Task statement.
Give every entry again, word for word.

Task material.
———

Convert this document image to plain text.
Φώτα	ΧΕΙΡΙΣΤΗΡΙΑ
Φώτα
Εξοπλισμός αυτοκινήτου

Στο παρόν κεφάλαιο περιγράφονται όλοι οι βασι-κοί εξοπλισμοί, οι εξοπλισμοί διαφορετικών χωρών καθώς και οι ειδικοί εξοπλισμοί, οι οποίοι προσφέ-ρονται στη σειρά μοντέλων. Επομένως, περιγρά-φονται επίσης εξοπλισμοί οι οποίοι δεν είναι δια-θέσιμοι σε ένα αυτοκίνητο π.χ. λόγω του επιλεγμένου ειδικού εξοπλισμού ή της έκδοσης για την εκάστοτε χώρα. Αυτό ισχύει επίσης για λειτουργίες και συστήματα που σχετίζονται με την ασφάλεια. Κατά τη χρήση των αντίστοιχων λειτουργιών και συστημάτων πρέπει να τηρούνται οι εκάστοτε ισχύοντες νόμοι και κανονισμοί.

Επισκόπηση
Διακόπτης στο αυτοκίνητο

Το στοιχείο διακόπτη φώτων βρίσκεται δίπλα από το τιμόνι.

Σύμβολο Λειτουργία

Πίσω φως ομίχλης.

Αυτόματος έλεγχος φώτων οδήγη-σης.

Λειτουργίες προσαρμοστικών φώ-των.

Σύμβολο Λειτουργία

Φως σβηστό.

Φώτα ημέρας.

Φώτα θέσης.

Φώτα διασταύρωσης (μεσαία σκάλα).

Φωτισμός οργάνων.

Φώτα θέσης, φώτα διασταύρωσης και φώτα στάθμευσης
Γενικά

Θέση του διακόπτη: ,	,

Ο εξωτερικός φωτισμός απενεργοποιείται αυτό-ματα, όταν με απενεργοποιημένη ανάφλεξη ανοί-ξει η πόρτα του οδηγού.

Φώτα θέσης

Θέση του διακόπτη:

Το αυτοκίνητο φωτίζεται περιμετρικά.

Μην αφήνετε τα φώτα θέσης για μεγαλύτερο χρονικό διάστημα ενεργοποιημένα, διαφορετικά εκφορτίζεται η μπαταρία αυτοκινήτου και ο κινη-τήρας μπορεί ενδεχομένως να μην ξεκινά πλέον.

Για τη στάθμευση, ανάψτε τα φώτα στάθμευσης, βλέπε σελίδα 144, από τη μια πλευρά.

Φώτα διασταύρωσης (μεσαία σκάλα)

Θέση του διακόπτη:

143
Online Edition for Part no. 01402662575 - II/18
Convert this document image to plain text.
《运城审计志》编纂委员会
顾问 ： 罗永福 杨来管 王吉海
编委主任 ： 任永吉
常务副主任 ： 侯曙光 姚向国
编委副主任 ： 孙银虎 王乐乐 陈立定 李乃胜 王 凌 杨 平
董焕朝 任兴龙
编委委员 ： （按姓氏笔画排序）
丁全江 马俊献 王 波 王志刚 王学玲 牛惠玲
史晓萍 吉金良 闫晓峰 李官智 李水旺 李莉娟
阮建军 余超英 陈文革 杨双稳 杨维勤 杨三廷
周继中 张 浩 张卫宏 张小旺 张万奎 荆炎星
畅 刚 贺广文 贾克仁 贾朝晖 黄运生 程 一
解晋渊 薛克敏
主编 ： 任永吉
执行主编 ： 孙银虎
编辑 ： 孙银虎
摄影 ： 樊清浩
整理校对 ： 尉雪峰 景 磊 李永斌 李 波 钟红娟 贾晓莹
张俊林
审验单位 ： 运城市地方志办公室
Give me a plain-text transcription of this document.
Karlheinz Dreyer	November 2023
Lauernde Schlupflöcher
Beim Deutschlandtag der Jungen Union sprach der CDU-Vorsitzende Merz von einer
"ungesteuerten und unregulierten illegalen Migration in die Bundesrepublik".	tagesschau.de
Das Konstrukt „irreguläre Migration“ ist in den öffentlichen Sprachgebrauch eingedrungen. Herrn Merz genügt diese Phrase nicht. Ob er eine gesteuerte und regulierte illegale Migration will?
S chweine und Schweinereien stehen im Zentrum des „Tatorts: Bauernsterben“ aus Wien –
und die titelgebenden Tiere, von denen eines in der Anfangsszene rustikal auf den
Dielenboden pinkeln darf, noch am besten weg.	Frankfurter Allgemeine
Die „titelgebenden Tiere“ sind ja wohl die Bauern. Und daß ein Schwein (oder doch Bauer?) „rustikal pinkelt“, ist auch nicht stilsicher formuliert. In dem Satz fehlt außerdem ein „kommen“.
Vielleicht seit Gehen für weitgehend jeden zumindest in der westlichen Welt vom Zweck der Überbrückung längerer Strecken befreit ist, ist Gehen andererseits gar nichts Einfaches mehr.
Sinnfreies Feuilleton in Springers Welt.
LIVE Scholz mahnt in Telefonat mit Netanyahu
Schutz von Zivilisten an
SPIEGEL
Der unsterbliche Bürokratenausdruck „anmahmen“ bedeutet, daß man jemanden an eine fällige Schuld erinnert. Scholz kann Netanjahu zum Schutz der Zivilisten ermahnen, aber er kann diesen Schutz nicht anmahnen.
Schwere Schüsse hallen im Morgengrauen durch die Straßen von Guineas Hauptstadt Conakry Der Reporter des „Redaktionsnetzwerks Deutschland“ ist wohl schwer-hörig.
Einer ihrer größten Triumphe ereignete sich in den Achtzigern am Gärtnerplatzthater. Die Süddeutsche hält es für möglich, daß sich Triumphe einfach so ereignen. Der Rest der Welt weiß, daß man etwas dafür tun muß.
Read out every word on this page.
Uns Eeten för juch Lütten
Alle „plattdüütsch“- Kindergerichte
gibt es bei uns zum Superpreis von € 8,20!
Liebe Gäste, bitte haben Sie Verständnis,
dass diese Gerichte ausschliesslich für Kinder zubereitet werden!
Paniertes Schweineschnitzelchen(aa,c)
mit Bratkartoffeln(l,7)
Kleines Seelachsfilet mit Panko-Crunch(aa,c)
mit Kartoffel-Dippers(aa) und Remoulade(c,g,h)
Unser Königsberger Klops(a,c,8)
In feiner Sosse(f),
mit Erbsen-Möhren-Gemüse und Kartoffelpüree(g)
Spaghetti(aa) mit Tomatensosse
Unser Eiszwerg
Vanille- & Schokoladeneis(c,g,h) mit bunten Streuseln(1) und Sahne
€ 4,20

———

The response.
Convert this document image to plain text.
Φώτα	ΧΕΙΡΙΣΤΗΡΙΑ
Φώτα
Εξοπλισμός αυτοκινήτου

Στο παρόν κεφάλαιο περιγράφονται όλοι οι βασι-κοί εξοπλισμοί, οι εξοπλισμοί διαφορετικών χωρών καθώς και οι ειδικοί εξοπλισμοί, οι οποίοι προσφέ-ρονται στη σειρά μοντέλων. Επομένως, περιγρά-φονται επίσης εξοπλισμοί οι οποίοι δεν είναι δια-θέσιμοι σε ένα αυτοκίνητο π.χ. λόγω του επιλεγμένου ειδικού εξοπλισμού ή της έκδοσης για την εκάστοτε χώρα. Αυτό ισχύει επίσης για λειτουργίες και συστήματα που σχετίζονται με την ασφάλεια. Κατά τη χρήση των αντίστοιχων λειτουργιών και συστημάτων πρέπει να τηρούνται οι εκάστοτε ισχύοντες νόμοι και κανονισμοί.

Επισκόπηση
Διακόπτης στο αυτοκίνητο

Το στοιχείο διακόπτη φώτων βρίσκεται δίπλα από το τιμόνι.

Σύμβολο Λειτουργία

Πίσω φως ομίχλης.

Αυτόματος έλεγχος φώτων οδήγη-σης.

Λειτουργίες προσαρμοστικών φώ-των.

Σύμβολο Λειτουργία

Φως σβηστό.

Φώτα ημέρας.

Φώτα θέσης.

Φώτα διασταύρωσης (μεσαία σκάλα).

Φωτισμός οργάνων.

Φώτα θέσης, φώτα διασταύρωσης και φώτα στάθμευσης
Γενικά

Θέση του διακόπτη: ,	,

Ο εξωτερικός φωτισμός απενεργοποιείται αυτό-ματα, όταν με απενεργοποιημένη ανάφλεξη ανοί-ξει η πόρτα του οδηγού.

Φώτα θέσης

Θέση του διακόπτη:

Το αυτοκίνητο φωτίζεται περιμετρικά.

Μην αφήνετε τα φώτα θέσης για μεγαλύτερο χρονικό διάστημα ενεργοποιημένα, διαφορετικά εκφορτίζεται η μπαταρία αυτοκινήτου και ο κινη-τήρας μπορεί ενδεχομένως να μην ξεκινά πλέον.

Για τη στάθμευση, ανάψτε τα φώτα στάθμευσης, βλέπε σελίδα 144, από τη μια πλευρά.

Φώτα διασταύρωσης (μεσαία σκάλα)

Θέση του διακόπτη:

143
Online Edition for Part no. 01402662575 - II/18
Convert this document image to plain text.
《运城审计志》编纂委员会
顾问 ： 罗永福 杨来管 王吉海
编委主任 ： 任永吉
常务副主任 ： 侯曙光 姚向国
编委副主任 ： 孙银虎 王乐乐 陈立定 李乃胜 王 凌 杨 平
董焕朝 任兴龙
编委委员 ： （按姓氏笔画排序）
丁全江 马俊献 王 波 王志刚 王学玲 牛惠玲
史晓萍 吉金良 闫晓峰 李官智 李水旺 李莉娟
阮建军 余超英 陈文革 杨双稳 杨维勤 杨三廷
周继中 张 浩 张卫宏 张小旺 张万奎 荆炎星
畅 刚 贺广文 贾克仁 贾朝晖 黄运生 程 一
解晋渊 薛克敏
主编 ： 任永吉
执行主编 ： 孙银虎
编辑 ： 孙银虎
摄影 ： 樊清浩
整理校对 ： 尉雪峰 景 磊 李永斌 李 波 钟红娟 贾晓莹
张俊林
审验单位 ： 运城市地方志办公室
Give me a plain-text transcription of this document.
Karlheinz Dreyer	November 2023
Lauernde Schlupflöcher
Beim Deutschlandtag der Jungen Union sprach der CDU-Vorsitzende Merz von einer
"ungesteuerten und unregulierten illegalen Migration in die Bundesrepublik".	tagesschau.de
Das Konstrukt „irreguläre Migration“ ist in den öffentlichen Sprachgebrauch eingedrungen. Herrn Merz genügt diese Phrase nicht. Ob er eine gesteuerte und regulierte illegale Migration will?
S chweine und Schweinereien stehen im Zentrum des „Tatorts: Bauernsterben“ aus Wien –
und die titelgebenden Tiere, von denen eines in der Anfangsszene rustikal auf den
Dielenboden pinkeln darf, noch am besten weg.	Frankfurter Allgemeine
Die „titelgebenden Tiere“ sind ja wohl die Bauern. Und daß ein Schwein (oder doch Bauer?) „rustikal pinkelt“, ist auch nicht stilsicher formuliert. In dem Satz fehlt außerdem ein „kommen“.
Vielleicht seit Gehen für weitgehend jeden zumindest in der westlichen Welt vom Zweck der Überbrückung längerer Strecken befreit ist, ist Gehen andererseits gar nichts Einfaches mehr.
Sinnfreies Feuilleton in Springers Welt.
LIVE Scholz mahnt in Telefonat mit Netanyahu
Schutz von Zivilisten an
SPIEGEL
Der unsterbliche Bürokratenausdruck „anmahmen“ bedeutet, daß man jemanden an eine fällige Schuld erinnert. Scholz kann Netanjahu zum Schutz der Zivilisten ermahnen, aber er kann diesen Schutz nicht anmahnen.
Schwere Schüsse hallen im Morgengrauen durch die Straßen von Guineas Hauptstadt Conakry Der Reporter des „Redaktionsnetzwerks Deutschland“ ist wohl schwer-hörig.
Einer ihrer größten Triumphe ereignete sich in den Achtzigern am Gärtnerplatzthater. Die Süddeutsche hält es für möglich, daß sich Triumphe einfach so ereignen. Der Rest der Welt weiß, daß man etwas dafür tun muß.
Read out every word on this page.
Uns Eeten för juch Lütten
Alle „plattdüütsch“- Kindergerichte
gibt es bei uns zum Superpreis von € 8,20!
Liebe Gäste, bitte haben Sie Verständnis,
dass diese Gerichte ausschliesslich für Kinder zubereitet werden!
Paniertes Schweineschnitzelchen(aa,c)
mit Bratkartoffeln(l,7)
Kleines Seelachsfilet mit Panko-Crunch(aa,c)
mit Kartoffel-Dippers(aa) und Remoulade(c,g,h)
Unser Königsberger Klops(a,c,8)
In feiner Sosse(f),
mit Erbsen-Möhren-Gemüse und Kartoffelpüree(g)
Spaghetti(aa) mit Tomatensosse
Unser Eiszwerg
Vanille- & Schokoladeneis(c,g,h) mit bunten Streuseln(1) und Sahne
€ 4,20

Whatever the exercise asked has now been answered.